▶ [Problem statement]
Give every entry again, word for word and in full.

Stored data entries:
▼

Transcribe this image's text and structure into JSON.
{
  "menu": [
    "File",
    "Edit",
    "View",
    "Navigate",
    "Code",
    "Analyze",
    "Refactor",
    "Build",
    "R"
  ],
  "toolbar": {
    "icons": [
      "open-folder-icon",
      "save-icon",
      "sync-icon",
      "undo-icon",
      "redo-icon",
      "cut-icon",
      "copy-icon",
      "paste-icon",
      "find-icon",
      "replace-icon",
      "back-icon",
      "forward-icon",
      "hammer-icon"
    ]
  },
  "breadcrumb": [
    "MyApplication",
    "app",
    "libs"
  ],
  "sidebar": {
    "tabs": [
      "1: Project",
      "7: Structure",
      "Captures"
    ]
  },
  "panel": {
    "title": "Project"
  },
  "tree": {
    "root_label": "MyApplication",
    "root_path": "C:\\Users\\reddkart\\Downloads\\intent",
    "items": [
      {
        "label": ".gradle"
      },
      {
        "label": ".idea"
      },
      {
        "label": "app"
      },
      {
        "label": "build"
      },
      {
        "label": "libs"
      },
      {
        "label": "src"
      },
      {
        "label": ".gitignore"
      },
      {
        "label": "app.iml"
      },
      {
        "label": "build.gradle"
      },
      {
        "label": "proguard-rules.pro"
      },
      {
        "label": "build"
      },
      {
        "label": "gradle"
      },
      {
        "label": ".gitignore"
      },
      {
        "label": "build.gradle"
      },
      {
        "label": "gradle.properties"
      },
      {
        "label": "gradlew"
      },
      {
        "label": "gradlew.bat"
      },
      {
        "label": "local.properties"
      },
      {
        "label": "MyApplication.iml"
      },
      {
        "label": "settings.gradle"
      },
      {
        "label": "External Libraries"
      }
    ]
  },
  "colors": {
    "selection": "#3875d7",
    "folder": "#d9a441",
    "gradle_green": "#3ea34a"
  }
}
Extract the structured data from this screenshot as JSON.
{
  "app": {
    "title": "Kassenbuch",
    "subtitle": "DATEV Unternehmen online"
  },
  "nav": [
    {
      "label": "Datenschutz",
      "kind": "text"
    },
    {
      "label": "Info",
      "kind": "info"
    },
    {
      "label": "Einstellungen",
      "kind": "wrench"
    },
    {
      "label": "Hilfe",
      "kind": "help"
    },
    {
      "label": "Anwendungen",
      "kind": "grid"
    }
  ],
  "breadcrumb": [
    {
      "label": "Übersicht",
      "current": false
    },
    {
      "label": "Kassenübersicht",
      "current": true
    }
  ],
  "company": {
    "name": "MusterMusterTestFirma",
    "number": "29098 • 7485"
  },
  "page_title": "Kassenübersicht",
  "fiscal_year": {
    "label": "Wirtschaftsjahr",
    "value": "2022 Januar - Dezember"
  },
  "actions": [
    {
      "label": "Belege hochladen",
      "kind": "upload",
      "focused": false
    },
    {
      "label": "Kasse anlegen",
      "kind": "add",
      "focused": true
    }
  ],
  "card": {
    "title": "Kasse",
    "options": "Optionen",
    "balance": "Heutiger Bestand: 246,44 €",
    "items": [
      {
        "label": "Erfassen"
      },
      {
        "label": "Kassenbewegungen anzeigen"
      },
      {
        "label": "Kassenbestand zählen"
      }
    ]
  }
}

▲

▶ [Written answer]
Transcribe this image's text and structure into JSON.
{
  "menu": [
    "File",
    "Edit",
    "View",
    "Navigate",
    "Code",
    "Analyze",
    "Refactor",
    "Build",
    "R"
  ],
  "toolbar": {
    "icons": [
      "open-folder-icon",
      "save-icon",
      "sync-icon",
      "undo-icon",
      "redo-icon",
      "cut-icon",
      "copy-icon",
      "paste-icon",
      "find-icon",
      "replace-icon",
      "back-icon",
      "forward-icon",
      "hammer-icon"
    ]
  },
  "breadcrumb": [
    "MyApplication",
    "app",
    "libs"
  ],
  "sidebar": {
    "tabs": [
      "1: Project",
      "7: Structure",
      "Captures"
    ]
  },
  "panel": {
    "title": "Project"
  },
  "tree": {
    "root_label": "MyApplication",
    "root_path": "C:\\Users\\reddkart\\Downloads\\intent",
    "items": [
      {
        "label": ".gradle"
      },
      {
        "label": ".idea"
      },
      {
        "label": "app"
      },
      {
        "label": "build"
      },
      {
        "label": "libs"
      },
      {
        "label": "src"
      },
      {
        "label": ".gitignore"
      },
      {
        "label": "app.iml"
      },
      {
        "label": "build.gradle"
      },
      {
        "label": "proguard-rules.pro"
      },
      {
        "label": "build"
      },
      {
        "label": "gradle"
      },
      {
        "label": ".gitignore"
      },
      {
        "label": "build.gradle"
      },
      {
        "label": "gradle.properties"
      },
      {
        "label": "gradlew"
      },
      {
        "label": "gradlew.bat"
      },
      {
        "label": "local.properties"
      },
      {
        "label": "MyApplication.iml"
      },
      {
        "label": "settings.gradle"
      },
      {
        "label": "External Libraries"
      }
    ]
  },
  "colors": {
    "selection": "#3875d7",
    "folder": "#d9a441",
    "gradle_green": "#3ea34a"
  }
}
Extract the structured data from this screenshot as JSON.
{
  "app": {
    "title": "Kassenbuch",
    "subtitle": "DATEV Unternehmen online"
  },
  "nav": [
    {
      "label": "Datenschutz",
      "kind": "text"
    },
    {
      "label": "Info",
      "kind": "info"
    },
    {
      "label": "Einstellungen",
      "kind": "wrench"
    },
    {
      "label": "Hilfe",
      "kind": "help"
    },
    {
      "label": "Anwendungen",
      "kind": "grid"
    }
  ],
  "breadcrumb": [
    {
      "label": "Übersicht",
      "current": false
    },
    {
      "label": "Kassenübersicht",
      "current": true
    }
  ],
  "company": {
    "name": "MusterMusterTestFirma",
    "number": "29098 • 7485"
  },
  "page_title": "Kassenübersicht",
  "fiscal_year": {
    "label": "Wirtschaftsjahr",
    "value": "2022 Januar - Dezember"
  },
  "actions": [
    {
      "label": "Belege hochladen",
      "kind": "upload",
      "focused": false
    },
    {
      "label": "Kasse anlegen",
      "kind": "add",
      "focused": true
    }
  ],
  "card": {
    "title": "Kasse",
    "options": "Optionen",
    "balance": "Heutiger Bestand: 246,44 €",
    "items": [
      {
        "label": "Erfassen"
      },
      {
        "label": "Kassenbewegungen anzeigen"
      },
      {
        "label": "Kassenbestand zählen"
      }
    ]
  }
}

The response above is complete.